◆ **Recorded information**:
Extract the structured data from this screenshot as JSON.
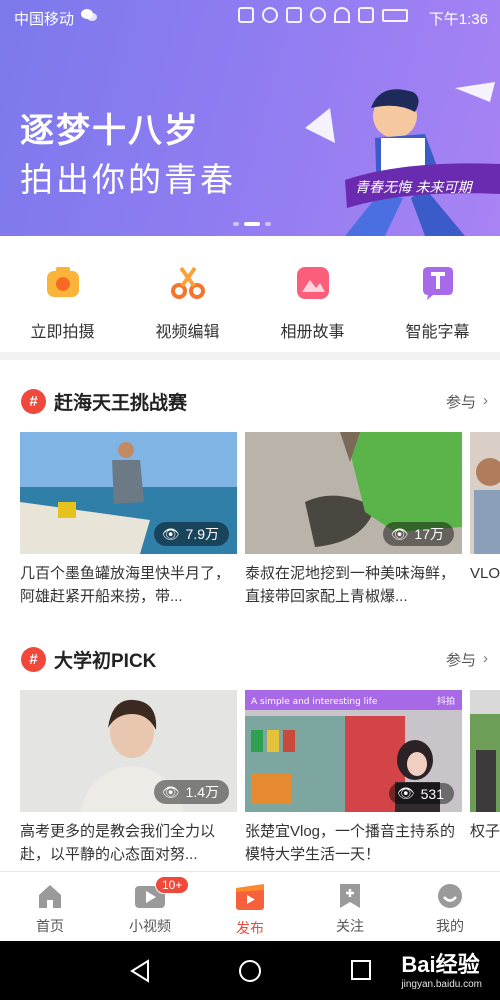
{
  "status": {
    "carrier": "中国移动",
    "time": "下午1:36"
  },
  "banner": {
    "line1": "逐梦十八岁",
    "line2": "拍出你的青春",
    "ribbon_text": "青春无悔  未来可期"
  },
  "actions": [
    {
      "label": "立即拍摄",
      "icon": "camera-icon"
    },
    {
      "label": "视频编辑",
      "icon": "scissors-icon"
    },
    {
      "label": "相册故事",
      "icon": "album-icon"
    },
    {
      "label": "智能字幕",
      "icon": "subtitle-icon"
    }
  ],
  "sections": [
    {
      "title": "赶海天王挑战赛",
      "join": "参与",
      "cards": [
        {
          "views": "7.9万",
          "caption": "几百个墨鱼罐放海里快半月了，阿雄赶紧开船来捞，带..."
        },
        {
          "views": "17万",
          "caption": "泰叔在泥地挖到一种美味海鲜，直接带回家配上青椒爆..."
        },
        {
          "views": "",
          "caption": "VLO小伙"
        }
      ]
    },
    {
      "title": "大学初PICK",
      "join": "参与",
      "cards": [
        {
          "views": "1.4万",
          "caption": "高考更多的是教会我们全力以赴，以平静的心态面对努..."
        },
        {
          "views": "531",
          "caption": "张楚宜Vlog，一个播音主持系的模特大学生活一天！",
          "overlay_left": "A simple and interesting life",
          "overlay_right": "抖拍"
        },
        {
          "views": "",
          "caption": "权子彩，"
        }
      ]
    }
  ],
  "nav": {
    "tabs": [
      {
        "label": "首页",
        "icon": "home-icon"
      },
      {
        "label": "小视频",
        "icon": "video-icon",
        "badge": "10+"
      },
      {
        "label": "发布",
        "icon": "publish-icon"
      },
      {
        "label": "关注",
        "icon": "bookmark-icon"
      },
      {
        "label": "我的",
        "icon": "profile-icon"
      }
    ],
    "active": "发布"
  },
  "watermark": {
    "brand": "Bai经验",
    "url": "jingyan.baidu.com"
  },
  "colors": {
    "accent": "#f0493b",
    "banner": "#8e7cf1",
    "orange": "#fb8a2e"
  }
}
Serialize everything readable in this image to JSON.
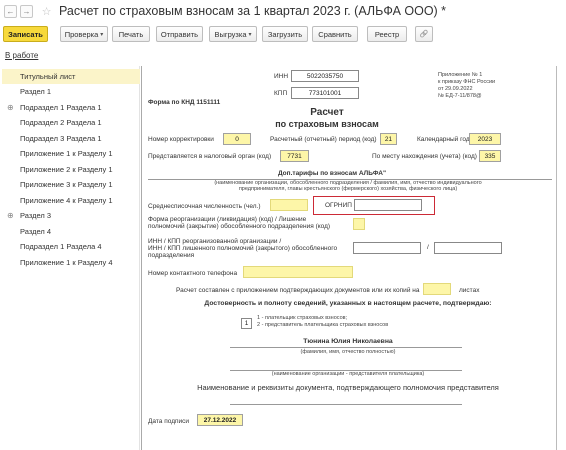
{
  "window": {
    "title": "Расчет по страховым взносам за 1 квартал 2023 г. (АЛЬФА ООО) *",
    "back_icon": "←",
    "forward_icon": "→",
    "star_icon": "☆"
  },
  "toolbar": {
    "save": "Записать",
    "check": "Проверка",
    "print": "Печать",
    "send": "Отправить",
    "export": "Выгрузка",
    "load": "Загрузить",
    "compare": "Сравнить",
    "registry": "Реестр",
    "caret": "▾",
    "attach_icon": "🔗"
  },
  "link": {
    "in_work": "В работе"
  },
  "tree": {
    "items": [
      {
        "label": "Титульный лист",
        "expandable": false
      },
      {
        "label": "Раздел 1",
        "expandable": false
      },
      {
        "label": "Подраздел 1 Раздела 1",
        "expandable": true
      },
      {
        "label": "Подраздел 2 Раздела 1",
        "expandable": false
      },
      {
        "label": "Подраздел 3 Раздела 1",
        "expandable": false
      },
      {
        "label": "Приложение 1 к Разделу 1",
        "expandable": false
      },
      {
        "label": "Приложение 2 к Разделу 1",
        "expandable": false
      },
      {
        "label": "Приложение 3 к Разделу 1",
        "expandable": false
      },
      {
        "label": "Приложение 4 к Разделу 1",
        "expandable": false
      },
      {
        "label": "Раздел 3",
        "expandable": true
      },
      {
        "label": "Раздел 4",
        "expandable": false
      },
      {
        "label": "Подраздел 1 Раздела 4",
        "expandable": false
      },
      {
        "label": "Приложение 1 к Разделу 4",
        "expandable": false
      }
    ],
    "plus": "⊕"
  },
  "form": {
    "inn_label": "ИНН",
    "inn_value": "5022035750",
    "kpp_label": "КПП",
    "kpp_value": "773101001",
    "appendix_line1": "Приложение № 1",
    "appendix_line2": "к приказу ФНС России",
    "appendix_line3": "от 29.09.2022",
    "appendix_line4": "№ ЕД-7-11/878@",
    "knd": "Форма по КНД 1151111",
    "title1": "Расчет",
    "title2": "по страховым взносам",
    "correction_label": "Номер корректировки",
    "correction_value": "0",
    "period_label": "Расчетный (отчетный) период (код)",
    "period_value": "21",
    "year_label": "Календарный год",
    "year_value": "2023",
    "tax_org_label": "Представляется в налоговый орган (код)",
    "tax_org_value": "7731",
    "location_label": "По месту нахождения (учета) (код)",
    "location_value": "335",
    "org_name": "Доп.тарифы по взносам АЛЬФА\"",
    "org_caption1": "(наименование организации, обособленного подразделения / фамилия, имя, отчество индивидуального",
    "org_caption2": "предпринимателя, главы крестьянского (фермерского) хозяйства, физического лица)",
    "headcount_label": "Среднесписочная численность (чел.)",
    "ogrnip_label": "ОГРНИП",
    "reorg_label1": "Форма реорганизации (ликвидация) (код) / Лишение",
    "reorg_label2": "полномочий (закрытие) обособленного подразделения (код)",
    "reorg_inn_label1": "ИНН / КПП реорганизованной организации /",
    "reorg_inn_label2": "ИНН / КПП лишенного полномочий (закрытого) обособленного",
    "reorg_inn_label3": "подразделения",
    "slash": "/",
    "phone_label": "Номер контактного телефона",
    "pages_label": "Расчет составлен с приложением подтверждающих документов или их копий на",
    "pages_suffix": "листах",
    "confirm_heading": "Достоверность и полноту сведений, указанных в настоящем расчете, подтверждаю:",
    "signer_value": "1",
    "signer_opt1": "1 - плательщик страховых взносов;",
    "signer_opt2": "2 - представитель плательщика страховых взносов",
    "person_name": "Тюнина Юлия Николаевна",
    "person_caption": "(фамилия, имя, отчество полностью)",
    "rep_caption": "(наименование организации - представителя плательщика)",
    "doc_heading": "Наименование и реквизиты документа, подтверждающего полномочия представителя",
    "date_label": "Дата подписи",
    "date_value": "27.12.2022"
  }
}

◆ **Your objective**: In your copy, repeat each record exactly and include no pictures.

◆ **Exercise result**:
Extract the structured data from this screenshot as JSON.
{
  "status": {
    "carrier": "中国移动",
    "time": "下午1:36"
  },
  "banner": {
    "line1": "逐梦十八岁",
    "line2": "拍出你的青春",
    "ribbon_text": "青春无悔  未来可期"
  },
  "actions": [
    {
      "label": "立即拍摄",
      "icon": "camera-icon"
    },
    {
      "label": "视频编辑",
      "icon": "scissors-icon"
    },
    {
      "label": "相册故事",
      "icon": "album-icon"
    },
    {
      "label": "智能字幕",
      "icon": "subtitle-icon"
    }
  ],
  "sections": [
    {
      "title": "赶海天王挑战赛",
      "join": "参与",
      "cards": [
        {
          "views": "7.9万",
          "caption": "几百个墨鱼罐放海里快半月了，阿雄赶紧开船来捞，带..."
        },
        {
          "views": "17万",
          "caption": "泰叔在泥地挖到一种美味海鲜，直接带回家配上青椒爆..."
        },
        {
          "views": "",
          "caption": "VLO小伙"
        }
      ]
    },
    {
      "title": "大学初PICK",
      "join": "参与",
      "cards": [
        {
          "views": "1.4万",
          "caption": "高考更多的是教会我们全力以赴，以平静的心态面对努..."
        },
        {
          "views": "531",
          "caption": "张楚宜Vlog，一个播音主持系的模特大学生活一天！",
          "overlay_left": "A simple and interesting life",
          "overlay_right": "抖拍"
        },
        {
          "views": "",
          "caption": "权子彩，"
        }
      ]
    }
  ],
  "nav": {
    "tabs": [
      {
        "label": "首页",
        "icon": "home-icon"
      },
      {
        "label": "小视频",
        "icon": "video-icon",
        "badge": "10+"
      },
      {
        "label": "发布",
        "icon": "publish-icon"
      },
      {
        "label": "关注",
        "icon": "bookmark-icon"
      },
      {
        "label": "我的",
        "icon": "profile-icon"
      }
    ],
    "active": "发布"
  },
  "watermark": {
    "brand": "Bai经验",
    "url": "jingyan.baidu.com"
  },
  "colors": {
    "accent": "#f0493b",
    "banner": "#8e7cf1",
    "orange": "#fb8a2e"
  }
}
Serialize everything readable in this image to JSON.
{
  "window": {
    "title": "Расчет по страховым взносам за 1 квартал 2023 г. (АЛЬФА ООО) *",
    "back_icon": "←",
    "forward_icon": "→",
    "star_icon": "☆"
  },
  "toolbar": {
    "save": "Записать",
    "check": "Проверка",
    "print": "Печать",
    "send": "Отправить",
    "export": "Выгрузка",
    "load": "Загрузить",
    "compare": "Сравнить",
    "registry": "Реестр",
    "caret": "▾",
    "attach_icon": "🔗"
  },
  "link": {
    "in_work": "В работе"
  },
  "tree": {
    "items": [
      {
        "label": "Титульный лист",
        "expandable": false
      },
      {
        "label": "Раздел 1",
        "expandable": false
      },
      {
        "label": "Подраздел 1 Раздела 1",
        "expandable": true
      },
      {
        "label": "Подраздел 2 Раздела 1",
        "expandable": false
      },
      {
        "label": "Подраздел 3 Раздела 1",
        "expandable": false
      },
      {
        "label": "Приложение 1 к Разделу 1",
        "expandable": false
      },
      {
        "label": "Приложение 2 к Разделу 1",
        "expandable": false
      },
      {
        "label": "Приложение 3 к Разделу 1",
        "expandable": false
      },
      {
        "label": "Приложение 4 к Разделу 1",
        "expandable": false
      },
      {
        "label": "Раздел 3",
        "expandable": true
      },
      {
        "label": "Раздел 4",
        "expandable": false
      },
      {
        "label": "Подраздел 1 Раздела 4",
        "expandable": false
      },
      {
        "label": "Приложение 1 к Разделу 4",
        "expandable": false
      }
    ],
    "plus": "⊕"
  },
  "form": {
    "inn_label": "ИНН",
    "inn_value": "5022035750",
    "kpp_label": "КПП",
    "kpp_value": "773101001",
    "appendix_line1": "Приложение № 1",
    "appendix_line2": "к приказу ФНС России",
    "appendix_line3": "от 29.09.2022",
    "appendix_line4": "№ ЕД-7-11/878@",
    "knd": "Форма по КНД 1151111",
    "title1": "Расчет",
    "title2": "по страховым взносам",
    "correction_label": "Номер корректировки",
    "correction_value": "0",
    "period_label": "Расчетный (отчетный) период (код)",
    "period_value": "21",
    "year_label": "Календарный год",
    "year_value": "2023",
    "tax_org_label": "Представляется в налоговый орган (код)",
    "tax_org_value": "7731",
    "location_label": "По месту нахождения (учета) (код)",
    "location_value": "335",
    "org_name": "Доп.тарифы по взносам АЛЬФА\"",
    "org_caption1": "(наименование организации, обособленного подразделения / фамилия, имя, отчество индивидуального",
    "org_caption2": "предпринимателя, главы крестьянского (фермерского) хозяйства, физического лица)",
    "headcount_label": "Среднесписочная численность (чел.)",
    "ogrnip_label": "ОГРНИП",
    "reorg_label1": "Форма реорганизации (ликвидация) (код) / Лишение",
    "reorg_label2": "полномочий (закрытие) обособленного подразделения (код)",
    "reorg_inn_label1": "ИНН / КПП реорганизованной организации /",
    "reorg_inn_label2": "ИНН / КПП лишенного полномочий (закрытого) обособленного",
    "reorg_inn_label3": "подразделения",
    "slash": "/",
    "phone_label": "Номер контактного телефона",
    "pages_label": "Расчет составлен с приложением подтверждающих документов или их копий на",
    "pages_suffix": "листах",
    "confirm_heading": "Достоверность и полноту сведений, указанных в настоящем расчете, подтверждаю:",
    "signer_value": "1",
    "signer_opt1": "1 - плательщик страховых взносов;",
    "signer_opt2": "2 - представитель плательщика страховых взносов",
    "person_name": "Тюнина Юлия Николаевна",
    "person_caption": "(фамилия, имя, отчество полностью)",
    "rep_caption": "(наименование организации - представителя плательщика)",
    "doc_heading": "Наименование и реквизиты документа, подтверждающего полномочия представителя",
    "date_label": "Дата подписи",
    "date_value": "27.12.2022"
  }
}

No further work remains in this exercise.